**Records supplied:**
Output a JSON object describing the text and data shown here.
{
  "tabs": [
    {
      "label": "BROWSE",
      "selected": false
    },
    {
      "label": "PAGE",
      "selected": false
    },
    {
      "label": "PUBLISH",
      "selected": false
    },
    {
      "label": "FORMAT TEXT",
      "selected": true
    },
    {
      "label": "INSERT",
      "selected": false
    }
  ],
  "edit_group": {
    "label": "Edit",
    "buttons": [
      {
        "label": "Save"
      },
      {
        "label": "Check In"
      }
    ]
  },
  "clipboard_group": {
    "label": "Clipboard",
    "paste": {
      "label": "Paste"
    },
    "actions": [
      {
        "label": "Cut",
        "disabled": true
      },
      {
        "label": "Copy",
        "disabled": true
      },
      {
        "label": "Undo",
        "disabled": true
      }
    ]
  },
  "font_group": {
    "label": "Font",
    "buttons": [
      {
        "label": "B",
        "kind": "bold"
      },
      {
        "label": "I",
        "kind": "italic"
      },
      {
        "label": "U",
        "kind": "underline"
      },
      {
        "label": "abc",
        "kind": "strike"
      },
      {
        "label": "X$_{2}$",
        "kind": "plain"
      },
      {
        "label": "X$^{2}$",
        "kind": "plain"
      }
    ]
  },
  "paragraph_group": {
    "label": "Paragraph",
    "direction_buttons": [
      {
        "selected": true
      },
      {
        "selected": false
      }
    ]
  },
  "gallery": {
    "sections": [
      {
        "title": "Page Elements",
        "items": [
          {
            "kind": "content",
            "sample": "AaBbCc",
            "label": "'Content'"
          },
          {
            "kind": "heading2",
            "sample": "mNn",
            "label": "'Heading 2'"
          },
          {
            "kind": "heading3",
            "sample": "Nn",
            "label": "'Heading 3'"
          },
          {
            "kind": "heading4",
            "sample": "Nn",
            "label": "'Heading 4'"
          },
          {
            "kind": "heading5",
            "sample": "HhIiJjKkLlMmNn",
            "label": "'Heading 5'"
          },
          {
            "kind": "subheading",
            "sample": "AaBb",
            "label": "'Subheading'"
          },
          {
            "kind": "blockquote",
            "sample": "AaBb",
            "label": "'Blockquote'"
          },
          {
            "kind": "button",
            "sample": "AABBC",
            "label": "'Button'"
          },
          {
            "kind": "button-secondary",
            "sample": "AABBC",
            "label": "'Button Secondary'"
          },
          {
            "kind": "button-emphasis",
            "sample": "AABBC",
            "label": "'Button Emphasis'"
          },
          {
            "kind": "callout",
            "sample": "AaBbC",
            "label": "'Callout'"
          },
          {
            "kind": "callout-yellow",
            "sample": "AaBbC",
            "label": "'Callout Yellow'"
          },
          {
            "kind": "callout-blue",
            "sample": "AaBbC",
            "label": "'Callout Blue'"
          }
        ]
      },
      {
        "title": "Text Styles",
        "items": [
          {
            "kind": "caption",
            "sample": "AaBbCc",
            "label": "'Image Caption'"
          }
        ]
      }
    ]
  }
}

**Exercise description:**
Copy all of the data. Keep every word exactly as it is.

**Final result:**
Output a JSON object describing the text and data shown here.
{
  "tabs": [
    {
      "label": "BROWSE",
      "selected": false
    },
    {
      "label": "PAGE",
      "selected": false
    },
    {
      "label": "PUBLISH",
      "selected": false
    },
    {
      "label": "FORMAT TEXT",
      "selected": true
    },
    {
      "label": "INSERT",
      "selected": false
    }
  ],
  "edit_group": {
    "label": "Edit",
    "buttons": [
      {
        "label": "Save"
      },
      {
        "label": "Check In"
      }
    ]
  },
  "clipboard_group": {
    "label": "Clipboard",
    "paste": {
      "label": "Paste"
    },
    "actions": [
      {
        "label": "Cut",
        "disabled": true
      },
      {
        "label": "Copy",
        "disabled": true
      },
      {
        "label": "Undo",
        "disabled": true
      }
    ]
  },
  "font_group": {
    "label": "Font",
    "buttons": [
      {
        "label": "B",
        "kind": "bold"
      },
      {
        "label": "I",
        "kind": "italic"
      },
      {
        "label": "U",
        "kind": "underline"
      },
      {
        "label": "abc",
        "kind": "strike"
      },
      {
        "label": "X$_{2}$",
        "kind": "plain"
      },
      {
        "label": "X$^{2}$",
        "kind": "plain"
      }
    ]
  },
  "paragraph_group": {
    "label": "Paragraph",
    "direction_buttons": [
      {
        "selected": true
      },
      {
        "selected": false
      }
    ]
  },
  "gallery": {
    "sections": [
      {
        "title": "Page Elements",
        "items": [
          {
            "kind": "content",
            "sample": "AaBbCc",
            "label": "'Content'"
          },
          {
            "kind": "heading2",
            "sample": "mNn",
            "label": "'Heading 2'"
          },
          {
            "kind": "heading3",
            "sample": "Nn",
            "label": "'Heading 3'"
          },
          {
            "kind": "heading4",
            "sample": "Nn",
            "label": "'Heading 4'"
          },
          {
            "kind": "heading5",
            "sample": "HhIiJjKkLlMmNn",
            "label": "'Heading 5'"
          },
          {
            "kind": "subheading",
            "sample": "AaBb",
            "label": "'Subheading'"
          },
          {
            "kind": "blockquote",
            "sample": "AaBb",
            "label": "'Blockquote'"
          },
          {
            "kind": "button",
            "sample": "AABBC",
            "label": "'Button'"
          },
          {
            "kind": "button-secondary",
            "sample": "AABBC",
            "label": "'Button Secondary'"
          },
          {
            "kind": "button-emphasis",
            "sample": "AABBC",
            "label": "'Button Emphasis'"
          },
          {
            "kind": "callout",
            "sample": "AaBbC",
            "label": "'Callout'"
          },
          {
            "kind": "callout-yellow",
            "sample": "AaBbC",
            "label": "'Callout Yellow'"
          },
          {
            "kind": "callout-blue",
            "sample": "AaBbC",
            "label": "'Callout Blue'"
          }
        ]
      },
      {
        "title": "Text Styles",
        "items": [
          {
            "kind": "caption",
            "sample": "AaBbCc",
            "label": "'Image Caption'"
          }
        ]
      }
    ]
  }
}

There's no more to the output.